Goal: Word for word, print each line of the listing below; pictures stay out.

Collection entries:
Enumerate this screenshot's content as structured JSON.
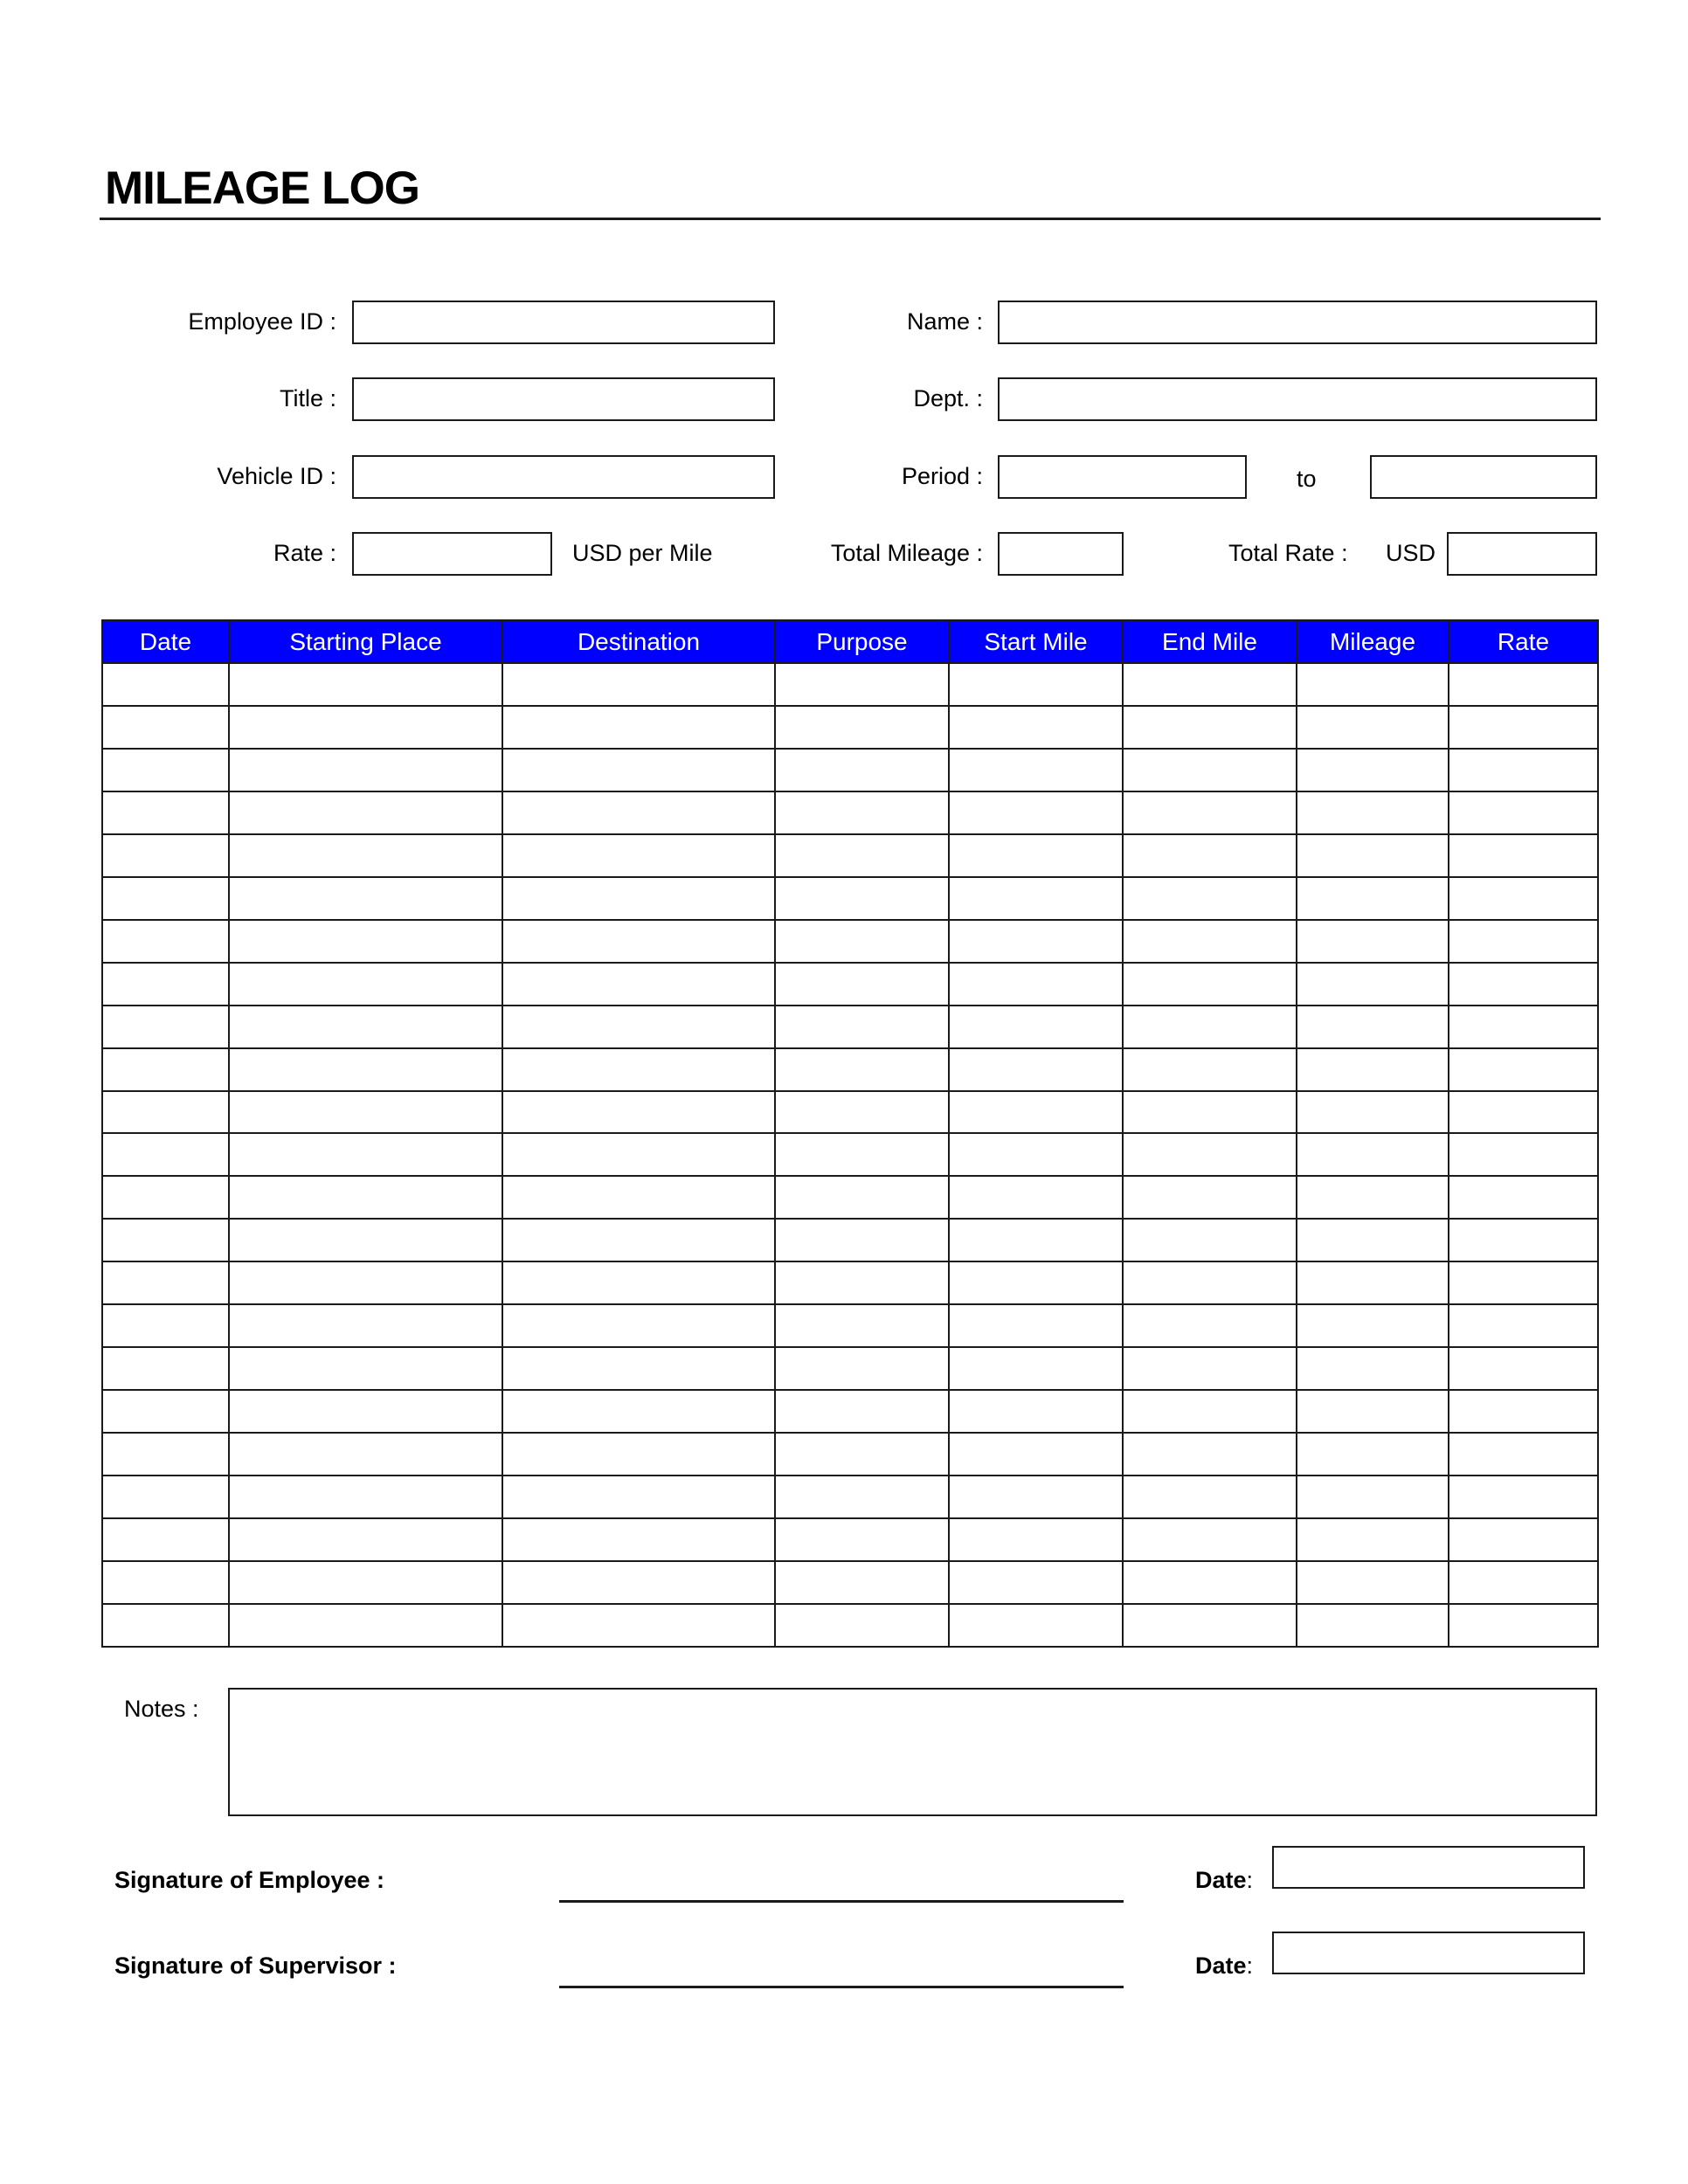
{
  "header": {
    "title": "MILEAGE LOG"
  },
  "form": {
    "employee_id": {
      "label": "Employee ID :",
      "value": ""
    },
    "name": {
      "label": "Name :",
      "value": ""
    },
    "title": {
      "label": "Title :",
      "value": ""
    },
    "dept": {
      "label": "Dept. :",
      "value": ""
    },
    "vehicle_id": {
      "label": "Vehicle ID :",
      "value": ""
    },
    "period": {
      "label": "Period :",
      "from_value": "",
      "to_label": "to",
      "to_value": ""
    },
    "rate": {
      "label": "Rate :",
      "value": "",
      "unit": "USD per Mile"
    },
    "total_mileage": {
      "label": "Total Mileage :",
      "value": ""
    },
    "total_rate": {
      "label": "Total Rate :",
      "currency": "USD",
      "value": ""
    }
  },
  "table": {
    "header_color": "#0000FF",
    "columns": [
      "Date",
      "Starting Place",
      "Destination",
      "Purpose",
      "Start Mile",
      "End Mile",
      "Mileage",
      "Rate"
    ],
    "row_count": 23,
    "rows": []
  },
  "notes": {
    "label": "Notes :",
    "value": ""
  },
  "signatures": {
    "employee": {
      "label": "Signature of Employee :",
      "date_label": "Date",
      "date_colon": ":",
      "date_value": ""
    },
    "supervisor": {
      "label": "Signature of Supervisor :",
      "date_label": "Date",
      "date_colon": ":",
      "date_value": ""
    }
  }
}
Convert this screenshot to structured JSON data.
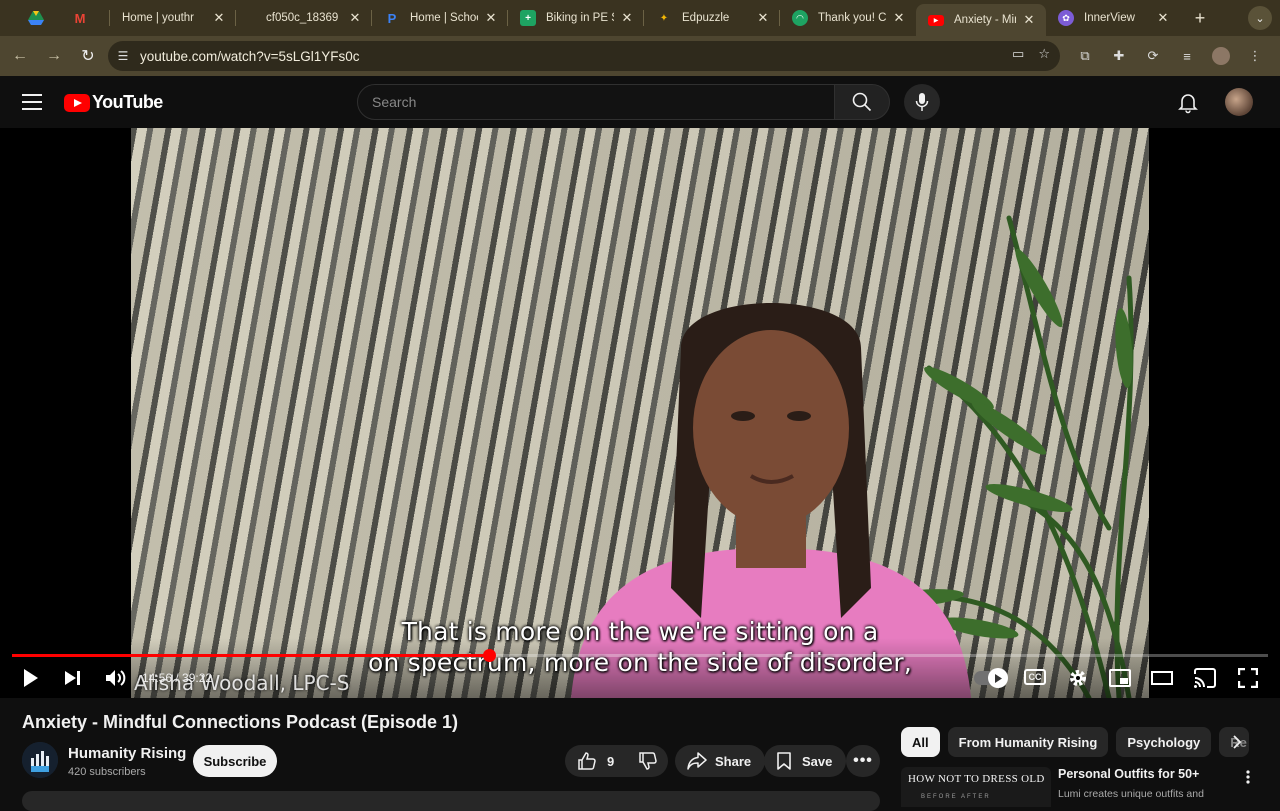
{
  "browser": {
    "tabs": [
      {
        "title": "",
        "icon": "google-drive-icon",
        "active": false
      },
      {
        "title": "",
        "icon": "gmail-icon",
        "active": false
      },
      {
        "title": "Home | youthr",
        "icon": "",
        "active": false
      },
      {
        "title": "cf050c_18369",
        "icon": "",
        "active": false
      },
      {
        "title": "Home | School",
        "icon": "p-icon",
        "active": false
      },
      {
        "title": "Biking in PE SI",
        "icon": "sheets-icon",
        "active": false
      },
      {
        "title": "Edpuzzle",
        "icon": "edpuzzle-icon",
        "active": false
      },
      {
        "title": "Thank you! Cr",
        "icon": "green-circle-icon",
        "active": false
      },
      {
        "title": "Anxiety - Mind",
        "icon": "youtube-icon",
        "active": true
      },
      {
        "title": "InnerView",
        "icon": "innerview-icon",
        "active": false
      }
    ],
    "url": "youtube.com/watch?v=5sLGl1YFs0c"
  },
  "youtube": {
    "logo_text": "YouTube",
    "search_placeholder": "Search"
  },
  "video": {
    "subtitle_line1": "That is more on the we're sitting on a",
    "subtitle_line2": "on spectrum, more on the side of disorder,",
    "lower_third": "Alisha Woodall, LPC-S",
    "time": "14:56 / 39:22",
    "progress_fraction": 0.38
  },
  "meta": {
    "title": "Anxiety - Mindful Connections Podcast (Episode 1)",
    "channel": "Humanity Rising",
    "subscribers": "420 subscribers",
    "subscribe_label": "Subscribe",
    "like_count": "9",
    "share_label": "Share",
    "save_label": "Save"
  },
  "chips": [
    "All",
    "From Humanity Rising",
    "Psychology",
    "Re"
  ],
  "recommendation": {
    "thumb_text": "HOW NOT TO DRESS OLD",
    "thumb_sub": "BEFORE   AFTER",
    "title": "Personal Outfits for 50+",
    "desc": "Lumi creates unique outfits and"
  },
  "colors": {
    "accent": "#ff0000",
    "background": "#0f0f0f",
    "chrome_frame": "#4e4630"
  }
}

Task answer:
Enumerate this screenshot's content as structured JSON.
{
  "header": {
    "title": "MILEAGE LOG"
  },
  "form": {
    "employee_id": {
      "label": "Employee ID :",
      "value": ""
    },
    "name": {
      "label": "Name :",
      "value": ""
    },
    "title": {
      "label": "Title :",
      "value": ""
    },
    "dept": {
      "label": "Dept. :",
      "value": ""
    },
    "vehicle_id": {
      "label": "Vehicle ID :",
      "value": ""
    },
    "period": {
      "label": "Period :",
      "from_value": "",
      "to_label": "to",
      "to_value": ""
    },
    "rate": {
      "label": "Rate :",
      "value": "",
      "unit": "USD per Mile"
    },
    "total_mileage": {
      "label": "Total Mileage :",
      "value": ""
    },
    "total_rate": {
      "label": "Total Rate :",
      "currency": "USD",
      "value": ""
    }
  },
  "table": {
    "header_color": "#0000FF",
    "columns": [
      "Date",
      "Starting Place",
      "Destination",
      "Purpose",
      "Start Mile",
      "End Mile",
      "Mileage",
      "Rate"
    ],
    "row_count": 23,
    "rows": []
  },
  "notes": {
    "label": "Notes :",
    "value": ""
  },
  "signatures": {
    "employee": {
      "label": "Signature of Employee :",
      "date_label": "Date",
      "date_colon": ":",
      "date_value": ""
    },
    "supervisor": {
      "label": "Signature of Supervisor :",
      "date_label": "Date",
      "date_colon": ":",
      "date_value": ""
    }
  }
}
Convert this screenshot to structured JSON data.
{
  "browser": {
    "tabs": [
      {
        "title": "",
        "icon": "google-drive-icon",
        "active": false
      },
      {
        "title": "",
        "icon": "gmail-icon",
        "active": false
      },
      {
        "title": "Home | youthr",
        "icon": "",
        "active": false
      },
      {
        "title": "cf050c_18369",
        "icon": "",
        "active": false
      },
      {
        "title": "Home | School",
        "icon": "p-icon",
        "active": false
      },
      {
        "title": "Biking in PE SI",
        "icon": "sheets-icon",
        "active": false
      },
      {
        "title": "Edpuzzle",
        "icon": "edpuzzle-icon",
        "active": false
      },
      {
        "title": "Thank you! Cr",
        "icon": "green-circle-icon",
        "active": false
      },
      {
        "title": "Anxiety - Mind",
        "icon": "youtube-icon",
        "active": true
      },
      {
        "title": "InnerView",
        "icon": "innerview-icon",
        "active": false
      }
    ],
    "url": "youtube.com/watch?v=5sLGl1YFs0c"
  },
  "youtube": {
    "logo_text": "YouTube",
    "search_placeholder": "Search"
  },
  "video": {
    "subtitle_line1": "That is more on the we're sitting on a",
    "subtitle_line2": "on spectrum, more on the side of disorder,",
    "lower_third": "Alisha Woodall, LPC-S",
    "time": "14:56 / 39:22",
    "progress_fraction": 0.38
  },
  "meta": {
    "title": "Anxiety - Mindful Connections Podcast (Episode 1)",
    "channel": "Humanity Rising",
    "subscribers": "420 subscribers",
    "subscribe_label": "Subscribe",
    "like_count": "9",
    "share_label": "Share",
    "save_label": "Save"
  },
  "chips": [
    "All",
    "From Humanity Rising",
    "Psychology",
    "Re"
  ],
  "recommendation": {
    "thumb_text": "HOW NOT TO DRESS OLD",
    "thumb_sub": "BEFORE   AFTER",
    "title": "Personal Outfits for 50+",
    "desc": "Lumi creates unique outfits and"
  },
  "colors": {
    "accent": "#ff0000",
    "background": "#0f0f0f",
    "chrome_frame": "#4e4630"
  }
}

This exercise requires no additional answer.